* Extracted material:
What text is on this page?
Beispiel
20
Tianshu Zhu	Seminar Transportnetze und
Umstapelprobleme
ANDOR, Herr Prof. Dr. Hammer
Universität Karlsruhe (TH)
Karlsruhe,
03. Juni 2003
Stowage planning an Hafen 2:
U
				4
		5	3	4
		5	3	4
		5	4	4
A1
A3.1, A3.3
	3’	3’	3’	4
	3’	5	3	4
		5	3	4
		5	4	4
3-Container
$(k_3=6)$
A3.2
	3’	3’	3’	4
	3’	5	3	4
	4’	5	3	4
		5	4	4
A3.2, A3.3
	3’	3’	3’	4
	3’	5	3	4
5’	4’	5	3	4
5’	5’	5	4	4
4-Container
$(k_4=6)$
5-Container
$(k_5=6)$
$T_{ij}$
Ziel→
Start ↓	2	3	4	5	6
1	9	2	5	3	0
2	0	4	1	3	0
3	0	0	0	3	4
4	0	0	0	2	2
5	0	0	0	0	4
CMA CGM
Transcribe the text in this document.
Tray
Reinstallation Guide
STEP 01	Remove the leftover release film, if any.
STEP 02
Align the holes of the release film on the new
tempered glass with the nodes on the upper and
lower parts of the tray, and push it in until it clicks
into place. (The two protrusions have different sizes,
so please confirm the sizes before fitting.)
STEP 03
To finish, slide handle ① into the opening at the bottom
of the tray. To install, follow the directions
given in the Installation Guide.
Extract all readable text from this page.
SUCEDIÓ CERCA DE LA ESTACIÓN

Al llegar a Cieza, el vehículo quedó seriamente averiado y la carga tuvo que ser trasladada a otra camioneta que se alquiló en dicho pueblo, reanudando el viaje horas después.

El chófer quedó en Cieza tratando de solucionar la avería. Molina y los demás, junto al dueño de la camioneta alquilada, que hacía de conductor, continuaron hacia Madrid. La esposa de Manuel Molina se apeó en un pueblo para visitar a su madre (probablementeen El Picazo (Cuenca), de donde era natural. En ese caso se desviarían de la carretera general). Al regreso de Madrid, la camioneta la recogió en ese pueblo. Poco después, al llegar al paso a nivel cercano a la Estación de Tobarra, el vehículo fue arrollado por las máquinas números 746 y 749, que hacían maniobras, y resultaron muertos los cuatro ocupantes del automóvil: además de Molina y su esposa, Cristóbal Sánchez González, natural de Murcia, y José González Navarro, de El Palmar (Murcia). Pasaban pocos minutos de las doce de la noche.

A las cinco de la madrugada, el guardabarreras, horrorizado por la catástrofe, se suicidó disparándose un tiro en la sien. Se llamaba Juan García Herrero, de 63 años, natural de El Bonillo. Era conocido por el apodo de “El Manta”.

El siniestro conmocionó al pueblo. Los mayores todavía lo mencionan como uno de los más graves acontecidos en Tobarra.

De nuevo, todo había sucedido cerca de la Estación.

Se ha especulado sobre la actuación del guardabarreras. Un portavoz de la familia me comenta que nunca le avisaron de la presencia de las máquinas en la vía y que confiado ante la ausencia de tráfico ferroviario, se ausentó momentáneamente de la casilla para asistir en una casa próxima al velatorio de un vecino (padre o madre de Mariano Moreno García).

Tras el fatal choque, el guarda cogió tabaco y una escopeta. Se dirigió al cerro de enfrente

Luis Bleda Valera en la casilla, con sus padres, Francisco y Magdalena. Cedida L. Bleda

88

* What is expected:
Show the lines that mention the word "para".

* Solution to this problem:
El chófer quedó en Cieza tratando de solucionar la avería. Molina y los demás, junto al dueño de la camioneta alquilada, que hacía de conductor, continuaron hacia Madrid. La esposa de Manuel Molina se apeó en un pueblo para visitar a su madre (probablementeen El Picazo (Cuenca), de donde era natural. En ese caso se desviarían de la carretera general). Al regreso de Madrid, la camioneta la recogió en ese pueblo. Poco después, al llegar al paso a nivel cercano a la Estación de Tobarra, el vehículo fue arrollado por las máquinas números 746 y 749, que hacían maniobras, y resultaron muertos los cuatro ocupantes del automóvil: además de Molina y su esposa, Cristóbal Sánchez González, natural de Murcia, y José González Navarro, de El Palmar (Murcia). Pasaban pocos minutos de las doce de la noche.
Se ha especulado sobre la actuación del guardabarreras. Un portavoz de la familia me comenta que nunca le avisaron de la presencia de las máquinas en la vía y que confiado ante la ausencia de tráfico ferroviario, se ausentó momentáneamente de la casilla para asistir en una casa próxima al velatorio de un vecino (padre o madre de Mariano Moreno García).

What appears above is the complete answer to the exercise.